** Task instructions **
Render every one of the lines below as a Markdown table with the columns Row and Line, numbering the rows and skipping any blank lines. Leave the pictures out of the answer.
──────── Provided records ────────
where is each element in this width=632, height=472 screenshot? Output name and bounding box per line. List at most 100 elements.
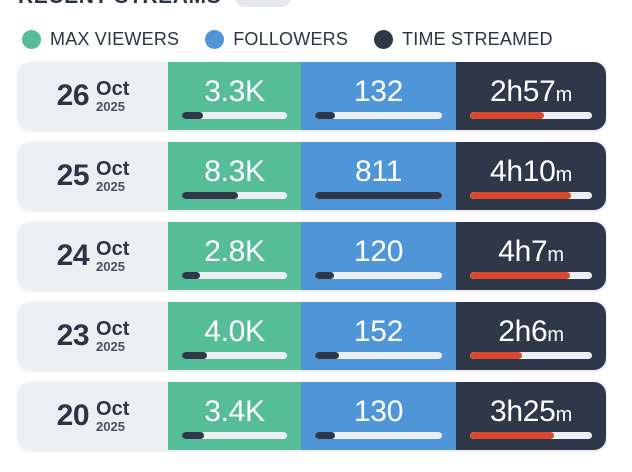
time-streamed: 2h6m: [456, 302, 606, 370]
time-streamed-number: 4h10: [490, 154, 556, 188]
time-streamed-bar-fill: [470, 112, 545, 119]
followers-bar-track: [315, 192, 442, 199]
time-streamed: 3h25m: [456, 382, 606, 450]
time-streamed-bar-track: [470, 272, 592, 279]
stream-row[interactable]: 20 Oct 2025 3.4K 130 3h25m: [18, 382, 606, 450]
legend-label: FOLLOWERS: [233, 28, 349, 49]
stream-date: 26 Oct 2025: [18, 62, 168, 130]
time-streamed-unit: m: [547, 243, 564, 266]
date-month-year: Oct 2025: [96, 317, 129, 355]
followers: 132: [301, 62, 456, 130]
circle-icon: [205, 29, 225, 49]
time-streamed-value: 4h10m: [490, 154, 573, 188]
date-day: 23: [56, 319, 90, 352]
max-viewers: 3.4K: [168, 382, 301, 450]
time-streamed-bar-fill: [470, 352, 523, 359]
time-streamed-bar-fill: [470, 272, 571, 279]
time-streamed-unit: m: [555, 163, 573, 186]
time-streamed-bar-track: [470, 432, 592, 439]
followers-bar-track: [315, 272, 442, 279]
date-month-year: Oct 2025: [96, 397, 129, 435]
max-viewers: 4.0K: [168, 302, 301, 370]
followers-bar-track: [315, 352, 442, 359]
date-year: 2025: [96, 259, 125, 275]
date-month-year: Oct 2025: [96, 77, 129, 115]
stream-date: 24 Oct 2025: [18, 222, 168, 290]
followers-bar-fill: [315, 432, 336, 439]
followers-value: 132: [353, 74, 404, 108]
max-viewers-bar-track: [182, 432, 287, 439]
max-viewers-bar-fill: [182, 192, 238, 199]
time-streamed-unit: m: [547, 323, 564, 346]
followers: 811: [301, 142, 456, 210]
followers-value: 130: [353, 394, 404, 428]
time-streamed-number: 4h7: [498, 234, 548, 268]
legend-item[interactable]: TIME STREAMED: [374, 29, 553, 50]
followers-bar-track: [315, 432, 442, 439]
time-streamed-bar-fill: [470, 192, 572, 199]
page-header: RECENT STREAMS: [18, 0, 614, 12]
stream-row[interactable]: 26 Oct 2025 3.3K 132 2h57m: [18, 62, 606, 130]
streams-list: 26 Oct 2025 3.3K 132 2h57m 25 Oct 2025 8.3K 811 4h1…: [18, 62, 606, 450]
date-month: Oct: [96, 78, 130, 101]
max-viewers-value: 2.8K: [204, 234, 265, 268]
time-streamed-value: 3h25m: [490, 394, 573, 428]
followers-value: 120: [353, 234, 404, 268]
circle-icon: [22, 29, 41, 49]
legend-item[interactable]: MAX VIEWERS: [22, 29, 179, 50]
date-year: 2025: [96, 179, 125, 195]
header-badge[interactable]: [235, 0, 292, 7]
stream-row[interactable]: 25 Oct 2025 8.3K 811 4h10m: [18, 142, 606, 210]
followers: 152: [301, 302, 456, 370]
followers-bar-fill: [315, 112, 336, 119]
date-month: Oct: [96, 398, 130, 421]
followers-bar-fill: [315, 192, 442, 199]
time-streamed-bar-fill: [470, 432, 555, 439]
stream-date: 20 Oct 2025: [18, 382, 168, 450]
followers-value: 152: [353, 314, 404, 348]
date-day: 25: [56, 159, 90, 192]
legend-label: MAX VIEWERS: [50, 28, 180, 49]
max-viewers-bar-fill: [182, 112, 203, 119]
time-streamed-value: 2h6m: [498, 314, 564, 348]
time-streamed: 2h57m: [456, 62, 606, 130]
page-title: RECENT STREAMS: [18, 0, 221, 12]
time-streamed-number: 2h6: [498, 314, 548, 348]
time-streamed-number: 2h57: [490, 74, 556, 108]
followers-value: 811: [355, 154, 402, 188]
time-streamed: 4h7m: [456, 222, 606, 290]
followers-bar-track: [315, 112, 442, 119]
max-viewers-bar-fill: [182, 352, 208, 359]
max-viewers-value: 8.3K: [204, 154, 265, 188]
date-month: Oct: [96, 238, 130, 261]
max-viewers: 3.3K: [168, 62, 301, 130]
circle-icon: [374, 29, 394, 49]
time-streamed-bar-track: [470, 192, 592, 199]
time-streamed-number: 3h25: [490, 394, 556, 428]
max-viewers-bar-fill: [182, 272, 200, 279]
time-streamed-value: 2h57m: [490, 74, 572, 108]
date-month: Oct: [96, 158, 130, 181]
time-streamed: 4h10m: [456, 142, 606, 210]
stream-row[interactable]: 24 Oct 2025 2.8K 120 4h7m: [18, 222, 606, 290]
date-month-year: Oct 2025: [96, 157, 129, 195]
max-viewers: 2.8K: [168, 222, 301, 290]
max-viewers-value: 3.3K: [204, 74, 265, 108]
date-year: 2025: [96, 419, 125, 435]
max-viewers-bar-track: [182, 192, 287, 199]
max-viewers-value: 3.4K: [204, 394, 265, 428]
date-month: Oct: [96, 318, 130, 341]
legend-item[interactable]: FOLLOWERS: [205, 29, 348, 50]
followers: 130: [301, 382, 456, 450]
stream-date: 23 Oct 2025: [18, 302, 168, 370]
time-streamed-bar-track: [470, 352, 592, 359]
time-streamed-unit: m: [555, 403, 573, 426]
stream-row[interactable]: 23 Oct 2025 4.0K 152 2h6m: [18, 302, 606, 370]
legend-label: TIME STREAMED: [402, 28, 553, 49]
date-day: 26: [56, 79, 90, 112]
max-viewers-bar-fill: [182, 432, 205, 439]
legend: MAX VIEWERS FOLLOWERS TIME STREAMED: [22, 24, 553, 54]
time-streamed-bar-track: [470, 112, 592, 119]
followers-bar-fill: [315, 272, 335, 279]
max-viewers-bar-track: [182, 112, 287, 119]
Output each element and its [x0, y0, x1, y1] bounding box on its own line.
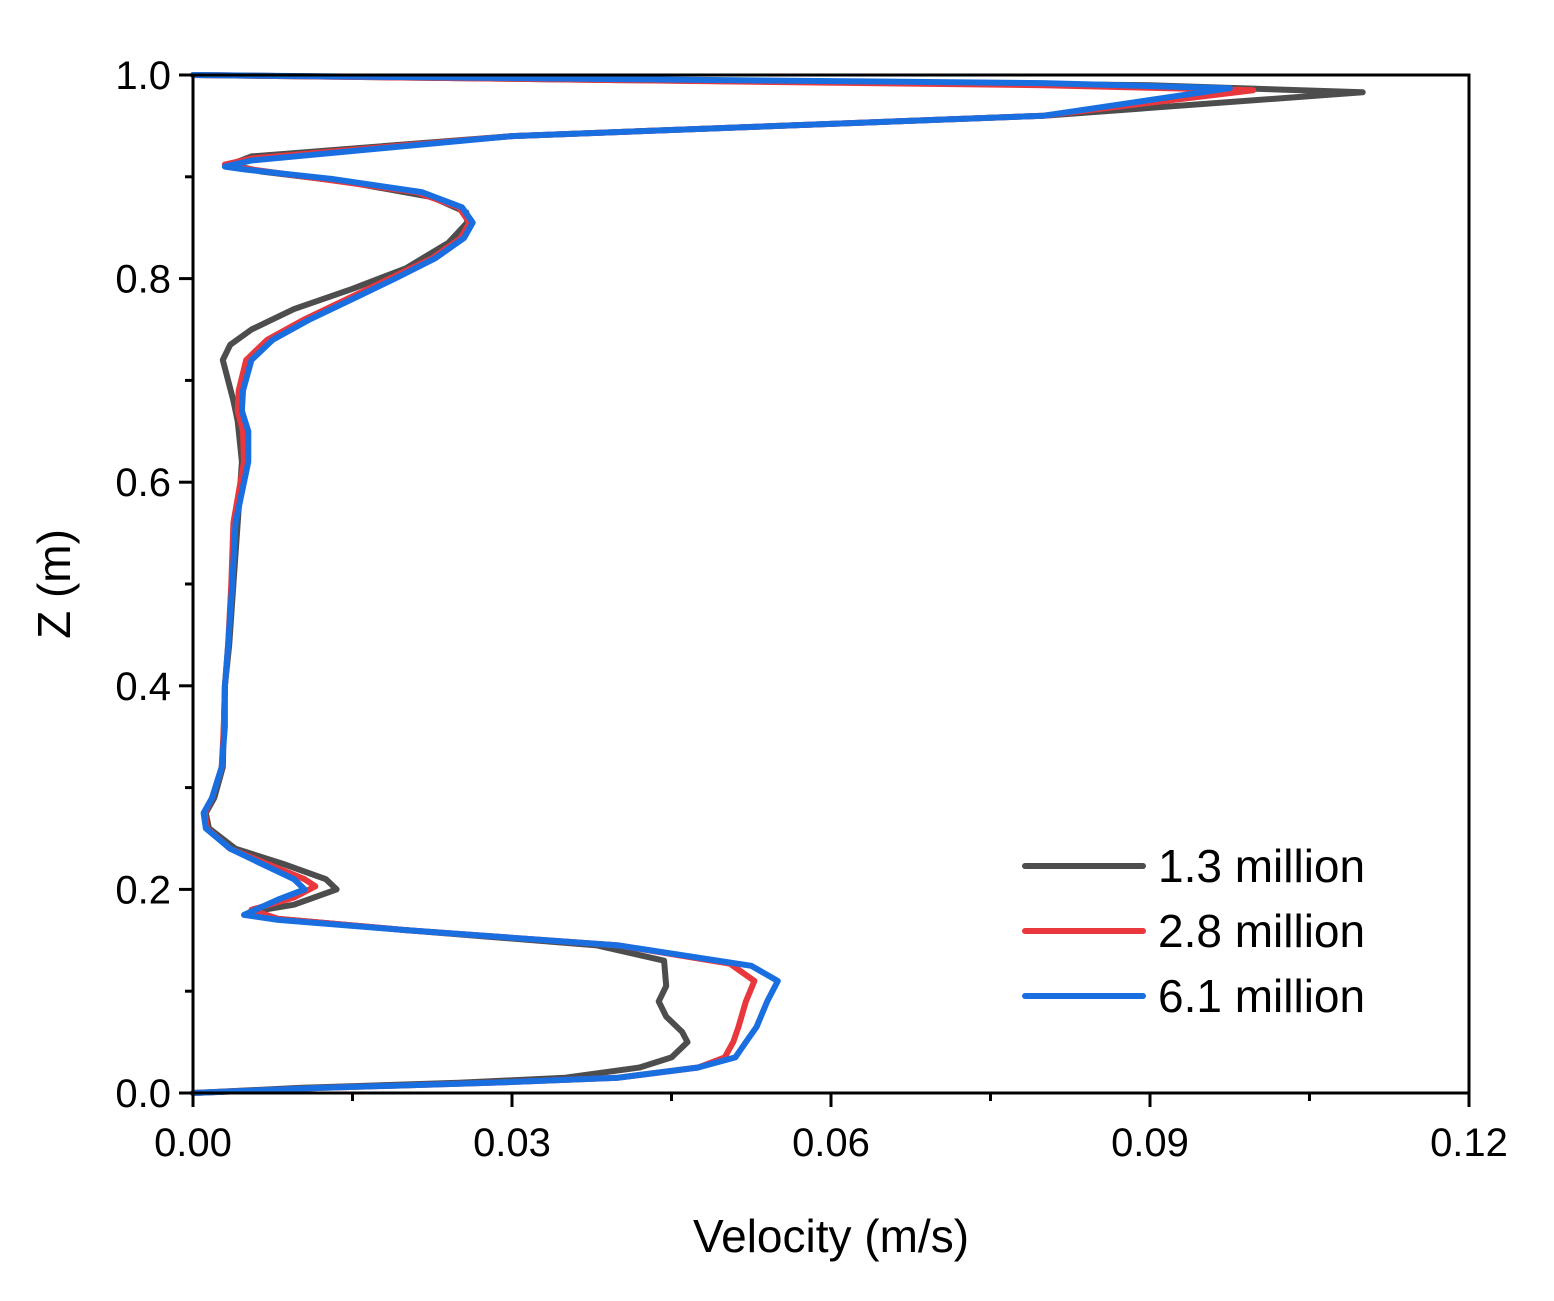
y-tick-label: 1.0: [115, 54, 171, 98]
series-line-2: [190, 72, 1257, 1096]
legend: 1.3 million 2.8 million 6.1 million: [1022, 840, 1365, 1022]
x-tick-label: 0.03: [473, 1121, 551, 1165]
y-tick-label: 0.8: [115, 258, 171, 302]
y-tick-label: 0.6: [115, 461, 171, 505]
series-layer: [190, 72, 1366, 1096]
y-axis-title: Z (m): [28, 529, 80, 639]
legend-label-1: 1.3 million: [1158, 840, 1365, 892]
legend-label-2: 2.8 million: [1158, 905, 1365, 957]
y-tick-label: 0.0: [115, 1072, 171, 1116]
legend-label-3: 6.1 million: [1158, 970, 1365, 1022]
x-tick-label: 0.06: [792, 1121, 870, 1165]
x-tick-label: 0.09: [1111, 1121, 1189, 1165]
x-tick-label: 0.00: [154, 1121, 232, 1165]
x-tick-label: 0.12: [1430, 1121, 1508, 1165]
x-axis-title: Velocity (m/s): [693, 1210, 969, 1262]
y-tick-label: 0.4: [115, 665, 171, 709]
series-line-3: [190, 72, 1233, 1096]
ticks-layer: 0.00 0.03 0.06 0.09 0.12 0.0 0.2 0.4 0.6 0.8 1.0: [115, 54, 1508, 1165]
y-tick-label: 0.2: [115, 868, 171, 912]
────────
** Task result **
| Row | Line |
|---|---|
| 1 | where is each element in this width=632, height=472 screenshot? Output name and bounding box per line. List at most 100 elements. |
| 2 | time-streamed: 2h6m: [456, 302, 606, 370] |
| 3 | time-streamed-number: 4h10: [490, 154, 556, 188] |
| 4 | time-streamed-bar-fill: [470, 112, 545, 119] |
| 5 | followers-bar-track: [315, 192, 442, 199] |
| 6 | time-streamed: 3h25m: [456, 382, 606, 450] |
| 7 | time-streamed-bar-track: [470, 272, 592, 279] |
| 8 | stream-row[interactable]: 20 Oct 2025 3.4K 130 3h25m: [18, 382, 606, 450] |
| 9 | legend-label: FOLLOWERS: [233, 28, 349, 49] |
| 10 | stream-date: 26 Oct 2025: [18, 62, 168, 130] |
| 11 | time-streamed-unit: m: [547, 243, 564, 266] |
| 12 | date-month-year: Oct 2025: [96, 317, 129, 355] |
| 13 | followers: 132: [301, 62, 456, 130] |
| 14 | circle-icon: [205, 29, 225, 49] |
| 15 | time-streamed-value: 4h10m: [490, 154, 573, 188] |
| 16 | date-day: 23: [56, 319, 90, 352] |
| 17 | max-viewers: 3.4K: [168, 382, 301, 450] |
| 18 | time-streamed-bar-fill: [470, 352, 523, 359] |
| 19 | time-streamed-bar-fill: [470, 272, 571, 279] |
| 20 | time-streamed-unit: m: [555, 163, 573, 186] |
| 21 | time-streamed-bar-track: [470, 432, 592, 439] |
| 22 | followers-bar-track: [315, 272, 442, 279] |
| 23 | date-month-year: Oct 2025: [96, 397, 129, 435] |
| 24 | max-viewers: 4.0K: [168, 302, 301, 370] |
| 25 | followers-bar-track: [315, 352, 442, 359] |
| 26 | date-year: 2025: [96, 259, 125, 275] |
| 27 | date-month-year: Oct 2025: [96, 77, 129, 115] |
| 28 | stream-date: 24 Oct 2025: [18, 222, 168, 290] |
| 29 | followers-bar-fill: [315, 432, 336, 439] |
| 30 | followers-value: 132: [353, 74, 404, 108] |
| 31 | max-viewers-bar-track: [182, 432, 287, 439] |
| 32 | max-viewers-bar-fill: [182, 192, 238, 199] |
| 33 | time-streamed-unit: m: [547, 323, 564, 346] |
| 34 | followers: 811: [301, 142, 456, 210] |
| 35 | followers-value: 130: [353, 394, 404, 428] |
| 36 | time-streamed-number: 4h7: [498, 234, 548, 268] |
| 37 | legend-item[interactable]: TIME STREAMED: [374, 29, 553, 50] |
| 38 | followers-bar-track: [315, 432, 442, 439] |
| 39 | time-streamed-bar-fill: [470, 192, 572, 199] |
| 40 | page-header: RECENT STREAMS: [18, 0, 614, 12] |
| 41 | stream-row[interactable]: 26 Oct 2025 3.3K 132 2h57m: [18, 62, 606, 130] |
| 42 | streams-list: 26 Oct 2025 3.3K 132 2h57m 25 Oct 2025 8.3K 811 4h1…: [18, 62, 606, 450] |
| 43 | date-month: Oct: [96, 78, 130, 101] |
| 44 | max-viewers-value: 2.8K: [204, 234, 265, 268] |
| 45 | time-streamed-value: 3h25m: [490, 394, 573, 428] |
| 46 | followers-value: 120: [353, 234, 404, 268] |
| 47 | circle-icon: [22, 29, 41, 49] |
| 48 | legend-item[interactable]: MAX VIEWERS: [22, 29, 179, 50] |
| 49 | date-year: 2025: [96, 179, 125, 195] |
| 50 | header-badge[interactable]: [235, 0, 292, 7] |
| 51 | stream-row[interactable]: 25 Oct 2025 8.3K 811 4h10m: [18, 142, 606, 210] |
| 52 | followers: 152: [301, 302, 456, 370] |
| 53 | followers-bar-fill: [315, 112, 336, 119] |
| 54 | date-month: Oct: [96, 398, 130, 421] |
| 55 | followers-bar-fill: [315, 192, 442, 199] |
| 56 | time-streamed-bar-fill: [470, 432, 555, 439] |
| 57 | stream-date: 20 Oct 2025: [18, 382, 168, 450] |
| 58 | followers-value: 152: [353, 314, 404, 348] |
| 59 | date-day: 25: [56, 159, 90, 192] |
| 60 | legend-label: MAX VIEWERS: [50, 28, 180, 49] |
| 61 | max-viewers-bar-fill: [182, 112, 203, 119] |
| 62 | time-streamed-value: 2h6m: [498, 314, 564, 348] |
| 63 | time-streamed: 2h57m: [456, 62, 606, 130] |
| 64 | page-title: RECENT STREAMS: [18, 0, 221, 12] |
| 65 | time-streamed-number: 2h6: [498, 314, 548, 348] |
| 66 | time-streamed-number: 2h57: [490, 74, 556, 108] |
| 67 | followers-value: 811: [355, 154, 402, 188] |
| 68 | time-streamed: 4h7m: [456, 222, 606, 290] |
| 69 | followers-bar-track: [315, 112, 442, 119] |
| 70 | max-viewers-bar-fill: [182, 352, 208, 359] |
| 71 | max-viewers-value: 8.3K: [204, 154, 265, 188] |
| 72 | date-month: Oct: [96, 238, 130, 261] |
| 73 | max-viewers: 3.3K: [168, 62, 301, 130] |
| 74 | circle-icon: [374, 29, 394, 49] |
| 75 | time-streamed-bar-track: [470, 192, 592, 199] |
| 76 | time-streamed-number: 3h25: [490, 394, 556, 428] |
| 77 | max-viewers-bar-fill: [182, 272, 200, 279] |
| 78 | time-streamed-value: 2h57m: [490, 74, 572, 108] |
| 79 | date-month: Oct: [96, 158, 130, 181] |
| 80 | time-streamed: 4h10m: [456, 142, 606, 210] |
| 81 | stream-row[interactable]: 24 Oct 2025 2.8K 120 4h7m: [18, 222, 606, 290] |
| 82 | date-month-year: Oct 2025: [96, 157, 129, 195] |
| 83 | max-viewers: 2.8K: [168, 222, 301, 290] |
| 84 | max-viewers-value: 3.3K: [204, 74, 265, 108] |
| 85 | date-year: 2025: [96, 419, 125, 435] |
| 86 | max-viewers-bar-track: [182, 192, 287, 199] |
| 87 | max-viewers-value: 3.4K: [204, 394, 265, 428] |
| 88 | date-month: Oct: [96, 318, 130, 341] |
| 89 | legend-item[interactable]: FOLLOWERS: [205, 29, 348, 50] |
| 90 | followers: 130: [301, 382, 456, 450] |
| 91 | stream-date: 23 Oct 2025: [18, 302, 168, 370] |
| 92 | time-streamed-bar-track: [470, 352, 592, 359] |
| 93 | time-streamed-unit: m: [555, 403, 573, 426] |
| 94 | stream-row[interactable]: 23 Oct 2025 4.0K 152 2h6m: [18, 302, 606, 370] |
| 95 | legend-label: TIME STREAMED: [402, 28, 553, 49] |
| 96 | date-day: 26: [56, 79, 90, 112] |
| 97 | max-viewers-bar-fill: [182, 432, 205, 439] |
| 98 | legend: MAX VIEWERS FOLLOWERS TIME STREAMED: [22, 24, 553, 54] |
| 99 | time-streamed-bar-track: [470, 112, 592, 119] |
| 100 | followers-bar-fill: [315, 272, 335, 279] |
| 101 | max-viewers-bar-track: [182, 112, 287, 119] |
| 102 | Output each element and its [x0, y0, x1, y1] bounding box on its own line. |
| 103 | y-tick-label: 1.0: [115, 54, 171, 98] |
| 104 | series-line-2: [190, 72, 1257, 1096] |
| 105 | legend: 1.3 million 2.8 million 6.1 million: [1022, 840, 1365, 1022] |
| 106 | x-tick-label: 0.03: [473, 1121, 551, 1165] |
| 107 | y-tick-label: 0.8: [115, 258, 171, 302] |
| 108 | y-tick-label: 0.6: [115, 461, 171, 505] |
| 109 | series-layer: [190, 72, 1366, 1096] |
| 110 | y-axis-title: Z (m): [28, 529, 80, 639] |
| 111 | legend-label-1: 1.3 million: [1158, 840, 1365, 892] |
| 112 | legend-label-2: 2.8 million: [1158, 905, 1365, 957] |
| 113 | y-tick-label: 0.0: [115, 1072, 171, 1116] |
| 114 | legend-label-3: 6.1 million: [1158, 970, 1365, 1022] |
| 115 | x-tick-label: 0.06: [792, 1121, 870, 1165] |
| 116 | x-tick-label: 0.09: [1111, 1121, 1189, 1165] |
| 117 | x-tick-label: 0.00: [154, 1121, 232, 1165] |
| 118 | x-tick-label: 0.12: [1430, 1121, 1508, 1165] |
| 119 | x-axis-title: Velocity (m/s): [693, 1210, 969, 1262] |
| 120 | y-tick-label: 0.4: [115, 665, 171, 709] |
| 121 | series-line-3: [190, 72, 1233, 1096] |
| 122 | ticks-layer: 0.00 0.03 0.06 0.09 0.12 0.0 0.2 0.4 0.6 0.8 1.0: [115, 54, 1508, 1165] |
| 123 | y-tick-label: 0.2: [115, 868, 171, 912] |